Collected data

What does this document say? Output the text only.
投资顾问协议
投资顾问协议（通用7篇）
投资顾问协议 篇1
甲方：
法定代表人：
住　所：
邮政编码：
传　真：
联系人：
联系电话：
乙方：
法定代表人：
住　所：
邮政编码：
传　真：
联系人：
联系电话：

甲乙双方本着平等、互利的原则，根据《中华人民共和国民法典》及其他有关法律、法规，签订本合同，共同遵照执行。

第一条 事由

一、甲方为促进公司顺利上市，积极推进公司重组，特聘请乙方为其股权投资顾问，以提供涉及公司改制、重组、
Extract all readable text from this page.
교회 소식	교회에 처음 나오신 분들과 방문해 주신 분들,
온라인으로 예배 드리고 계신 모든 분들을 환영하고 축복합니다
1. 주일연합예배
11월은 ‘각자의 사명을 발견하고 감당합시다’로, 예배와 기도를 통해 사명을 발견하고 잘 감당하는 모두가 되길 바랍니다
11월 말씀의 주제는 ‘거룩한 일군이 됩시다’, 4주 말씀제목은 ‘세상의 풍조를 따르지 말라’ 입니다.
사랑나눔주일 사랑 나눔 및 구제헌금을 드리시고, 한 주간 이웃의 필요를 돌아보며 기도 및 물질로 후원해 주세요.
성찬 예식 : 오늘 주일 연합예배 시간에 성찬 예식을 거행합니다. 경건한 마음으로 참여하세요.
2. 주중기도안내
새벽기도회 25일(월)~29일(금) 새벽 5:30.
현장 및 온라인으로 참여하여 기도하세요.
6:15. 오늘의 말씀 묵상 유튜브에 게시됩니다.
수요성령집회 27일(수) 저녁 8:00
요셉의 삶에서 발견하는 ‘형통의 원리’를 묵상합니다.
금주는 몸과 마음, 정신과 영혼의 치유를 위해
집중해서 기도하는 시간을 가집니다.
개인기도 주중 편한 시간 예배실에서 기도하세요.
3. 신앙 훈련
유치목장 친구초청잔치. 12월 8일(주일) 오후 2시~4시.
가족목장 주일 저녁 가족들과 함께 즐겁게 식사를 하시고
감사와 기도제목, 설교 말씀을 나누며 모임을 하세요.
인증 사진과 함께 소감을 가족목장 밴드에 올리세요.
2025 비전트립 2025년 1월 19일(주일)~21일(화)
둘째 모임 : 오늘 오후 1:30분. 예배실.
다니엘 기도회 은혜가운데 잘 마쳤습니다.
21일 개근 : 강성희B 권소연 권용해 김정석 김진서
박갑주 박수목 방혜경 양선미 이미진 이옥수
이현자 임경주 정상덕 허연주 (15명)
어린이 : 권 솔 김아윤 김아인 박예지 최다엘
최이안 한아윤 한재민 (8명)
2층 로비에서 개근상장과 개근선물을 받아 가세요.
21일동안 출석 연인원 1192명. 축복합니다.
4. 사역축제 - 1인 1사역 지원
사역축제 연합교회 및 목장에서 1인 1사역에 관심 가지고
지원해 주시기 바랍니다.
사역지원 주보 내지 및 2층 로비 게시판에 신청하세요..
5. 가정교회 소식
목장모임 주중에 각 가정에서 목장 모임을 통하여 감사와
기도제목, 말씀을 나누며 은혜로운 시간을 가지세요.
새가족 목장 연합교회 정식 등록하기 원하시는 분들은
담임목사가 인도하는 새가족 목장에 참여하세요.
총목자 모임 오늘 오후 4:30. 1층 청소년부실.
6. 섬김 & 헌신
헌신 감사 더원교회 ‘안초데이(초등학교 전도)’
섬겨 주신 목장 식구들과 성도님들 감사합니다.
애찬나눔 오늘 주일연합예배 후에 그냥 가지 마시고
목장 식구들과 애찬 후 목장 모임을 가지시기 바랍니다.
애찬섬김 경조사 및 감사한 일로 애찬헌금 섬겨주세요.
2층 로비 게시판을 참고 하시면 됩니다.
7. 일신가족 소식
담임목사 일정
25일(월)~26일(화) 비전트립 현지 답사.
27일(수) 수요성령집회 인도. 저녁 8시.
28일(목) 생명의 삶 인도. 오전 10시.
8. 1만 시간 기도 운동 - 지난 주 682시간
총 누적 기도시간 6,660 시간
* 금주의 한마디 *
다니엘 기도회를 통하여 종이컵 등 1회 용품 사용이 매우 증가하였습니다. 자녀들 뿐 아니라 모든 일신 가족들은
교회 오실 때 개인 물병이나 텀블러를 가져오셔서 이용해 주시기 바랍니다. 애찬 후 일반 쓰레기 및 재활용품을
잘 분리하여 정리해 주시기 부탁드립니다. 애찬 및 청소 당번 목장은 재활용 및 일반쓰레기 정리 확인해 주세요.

* **DESCRIPTION OF THE TASK**: Go through the records. Copy each line where "기도하세요" appears.

* **FINAL RESULT**:
현장 및 온라인으로 참여하여 기도하세요.
개인기도 주중 편한 시간 예배실에서 기도하세요.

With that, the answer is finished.